▸ **Work to be completed**: Under this task are some entries; return every one of them exactly.

[Begin Source data]

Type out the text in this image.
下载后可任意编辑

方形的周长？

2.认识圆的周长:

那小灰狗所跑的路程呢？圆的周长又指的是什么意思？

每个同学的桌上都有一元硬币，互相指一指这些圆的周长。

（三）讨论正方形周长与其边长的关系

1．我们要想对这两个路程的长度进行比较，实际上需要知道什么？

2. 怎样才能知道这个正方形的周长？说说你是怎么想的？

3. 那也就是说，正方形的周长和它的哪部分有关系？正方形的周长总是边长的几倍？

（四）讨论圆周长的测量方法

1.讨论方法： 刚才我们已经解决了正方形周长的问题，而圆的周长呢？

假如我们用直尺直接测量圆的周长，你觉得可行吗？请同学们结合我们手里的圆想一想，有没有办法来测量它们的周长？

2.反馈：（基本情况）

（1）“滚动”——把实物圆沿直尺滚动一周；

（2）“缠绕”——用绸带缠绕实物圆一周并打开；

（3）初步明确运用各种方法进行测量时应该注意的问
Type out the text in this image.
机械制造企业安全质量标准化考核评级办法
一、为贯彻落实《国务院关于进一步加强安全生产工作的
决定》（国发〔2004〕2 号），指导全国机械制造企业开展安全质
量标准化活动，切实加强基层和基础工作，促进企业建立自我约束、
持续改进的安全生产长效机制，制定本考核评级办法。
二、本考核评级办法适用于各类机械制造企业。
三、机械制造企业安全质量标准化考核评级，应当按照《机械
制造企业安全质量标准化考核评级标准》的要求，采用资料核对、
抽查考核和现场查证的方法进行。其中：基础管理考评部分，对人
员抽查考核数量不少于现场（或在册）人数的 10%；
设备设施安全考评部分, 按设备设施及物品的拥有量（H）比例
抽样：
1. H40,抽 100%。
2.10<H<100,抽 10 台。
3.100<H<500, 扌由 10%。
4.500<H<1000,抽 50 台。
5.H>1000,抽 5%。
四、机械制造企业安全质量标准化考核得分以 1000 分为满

[End Source data]

▸ **Solution for this exercise**:
Type out the text in this image.
下载后可任意编辑

方形的周长？

2.认识圆的周长:

那小灰狗所跑的路程呢？圆的周长又指的是什么意思？

每个同学的桌上都有一元硬币，互相指一指这些圆的周长。

（三）讨论正方形周长与其边长的关系

1．我们要想对这两个路程的长度进行比较，实际上需要知道什么？

2. 怎样才能知道这个正方形的周长？说说你是怎么想的？

3. 那也就是说，正方形的周长和它的哪部分有关系？正方形的周长总是边长的几倍？

（四）讨论圆周长的测量方法

1.讨论方法： 刚才我们已经解决了正方形周长的问题，而圆的周长呢？

假如我们用直尺直接测量圆的周长，你觉得可行吗？请同学们结合我们手里的圆想一想，有没有办法来测量它们的周长？

2.反馈：（基本情况）

（1）“滚动”——把实物圆沿直尺滚动一周；

（2）“缠绕”——用绸带缠绕实物圆一周并打开；

（3）初步明确运用各种方法进行测量时应该注意的问
Type out the text in this image.
机械制造企业安全质量标准化考核评级办法
一、为贯彻落实《国务院关于进一步加强安全生产工作的
决定》（国发〔2004〕2 号），指导全国机械制造企业开展安全质
量标准化活动，切实加强基层和基础工作，促进企业建立自我约束、
持续改进的安全生产长效机制，制定本考核评级办法。
二、本考核评级办法适用于各类机械制造企业。
三、机械制造企业安全质量标准化考核评级，应当按照《机械
制造企业安全质量标准化考核评级标准》的要求，采用资料核对、
抽查考核和现场查证的方法进行。其中：基础管理考评部分，对人
员抽查考核数量不少于现场（或在册）人数的 10%；
设备设施安全考评部分, 按设备设施及物品的拥有量（H）比例
抽样：
1. H40,抽 100%。
2.10<H<100,抽 10 台。
3.100<H<500, 扌由 10%。
4.500<H<1000,抽 50 台。
5.H>1000,抽 5%。
四、机械制造企业安全质量标准化考核得分以 1000 分为满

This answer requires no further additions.